*Goal of the exercise*.
Retype the whole listing below, character for character.

(Extracted data entries)
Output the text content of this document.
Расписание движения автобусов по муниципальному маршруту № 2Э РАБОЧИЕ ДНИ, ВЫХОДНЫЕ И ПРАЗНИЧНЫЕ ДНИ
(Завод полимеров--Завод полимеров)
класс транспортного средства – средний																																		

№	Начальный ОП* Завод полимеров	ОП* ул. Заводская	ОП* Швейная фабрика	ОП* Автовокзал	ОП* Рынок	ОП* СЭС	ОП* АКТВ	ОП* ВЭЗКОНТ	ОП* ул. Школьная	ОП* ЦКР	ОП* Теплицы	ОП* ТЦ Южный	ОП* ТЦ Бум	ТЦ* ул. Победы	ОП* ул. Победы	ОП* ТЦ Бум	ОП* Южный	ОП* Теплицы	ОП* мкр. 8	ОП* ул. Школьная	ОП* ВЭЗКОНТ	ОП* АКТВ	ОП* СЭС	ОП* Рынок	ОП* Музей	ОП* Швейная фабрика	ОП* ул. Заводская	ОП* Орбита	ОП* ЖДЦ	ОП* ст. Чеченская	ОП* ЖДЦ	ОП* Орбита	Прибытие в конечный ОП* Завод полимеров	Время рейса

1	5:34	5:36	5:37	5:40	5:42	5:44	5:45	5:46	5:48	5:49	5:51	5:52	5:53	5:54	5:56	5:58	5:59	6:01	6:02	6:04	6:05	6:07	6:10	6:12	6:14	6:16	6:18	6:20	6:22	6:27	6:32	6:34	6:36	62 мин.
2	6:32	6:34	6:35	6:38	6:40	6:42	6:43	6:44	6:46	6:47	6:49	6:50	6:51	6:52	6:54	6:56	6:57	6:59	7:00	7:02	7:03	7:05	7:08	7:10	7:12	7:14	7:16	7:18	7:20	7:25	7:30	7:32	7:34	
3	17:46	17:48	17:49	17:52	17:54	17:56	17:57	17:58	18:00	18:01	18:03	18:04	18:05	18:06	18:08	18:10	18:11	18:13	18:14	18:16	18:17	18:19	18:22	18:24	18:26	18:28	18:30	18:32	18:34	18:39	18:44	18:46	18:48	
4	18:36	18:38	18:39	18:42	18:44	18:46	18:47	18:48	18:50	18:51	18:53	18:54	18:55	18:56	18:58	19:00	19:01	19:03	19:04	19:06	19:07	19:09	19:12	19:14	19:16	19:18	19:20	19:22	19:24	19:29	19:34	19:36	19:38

*Complete output*.
Output the text content of this document.
Расписание движения автобусов по муниципальному маршруту № 2Э РАБОЧИЕ ДНИ, ВЫХОДНЫЕ И ПРАЗНИЧНЫЕ ДНИ
(Завод полимеров--Завод полимеров)
класс транспортного средства – средний																																		

№	Начальный ОП* Завод полимеров	ОП* ул. Заводская	ОП* Швейная фабрика	ОП* Автовокзал	ОП* Рынок	ОП* СЭС	ОП* АКТВ	ОП* ВЭЗКОНТ	ОП* ул. Школьная	ОП* ЦКР	ОП* Теплицы	ОП* ТЦ Южный	ОП* ТЦ Бум	ТЦ* ул. Победы	ОП* ул. Победы	ОП* ТЦ Бум	ОП* Южный	ОП* Теплицы	ОП* мкр. 8	ОП* ул. Школьная	ОП* ВЭЗКОНТ	ОП* АКТВ	ОП* СЭС	ОП* Рынок	ОП* Музей	ОП* Швейная фабрика	ОП* ул. Заводская	ОП* Орбита	ОП* ЖДЦ	ОП* ст. Чеченская	ОП* ЖДЦ	ОП* Орбита	Прибытие в конечный ОП* Завод полимеров	Время рейса

1	5:34	5:36	5:37	5:40	5:42	5:44	5:45	5:46	5:48	5:49	5:51	5:52	5:53	5:54	5:56	5:58	5:59	6:01	6:02	6:04	6:05	6:07	6:10	6:12	6:14	6:16	6:18	6:20	6:22	6:27	6:32	6:34	6:36	62 мин.
2	6:32	6:34	6:35	6:38	6:40	6:42	6:43	6:44	6:46	6:47	6:49	6:50	6:51	6:52	6:54	6:56	6:57	6:59	7:00	7:02	7:03	7:05	7:08	7:10	7:12	7:14	7:16	7:18	7:20	7:25	7:30	7:32	7:34	
3	17:46	17:48	17:49	17:52	17:54	17:56	17:57	17:58	18:00	18:01	18:03	18:04	18:05	18:06	18:08	18:10	18:11	18:13	18:14	18:16	18:17	18:19	18:22	18:24	18:26	18:28	18:30	18:32	18:34	18:39	18:44	18:46	18:48	
4	18:36	18:38	18:39	18:42	18:44	18:46	18:47	18:48	18:50	18:51	18:53	18:54	18:55	18:56	18:58	19:00	19:01	19:03	19:04	19:06	19:07	19:09	19:12	19:14	19:16	19:18	19:20	19:22	19:24	19:29	19:34	19:36	19:38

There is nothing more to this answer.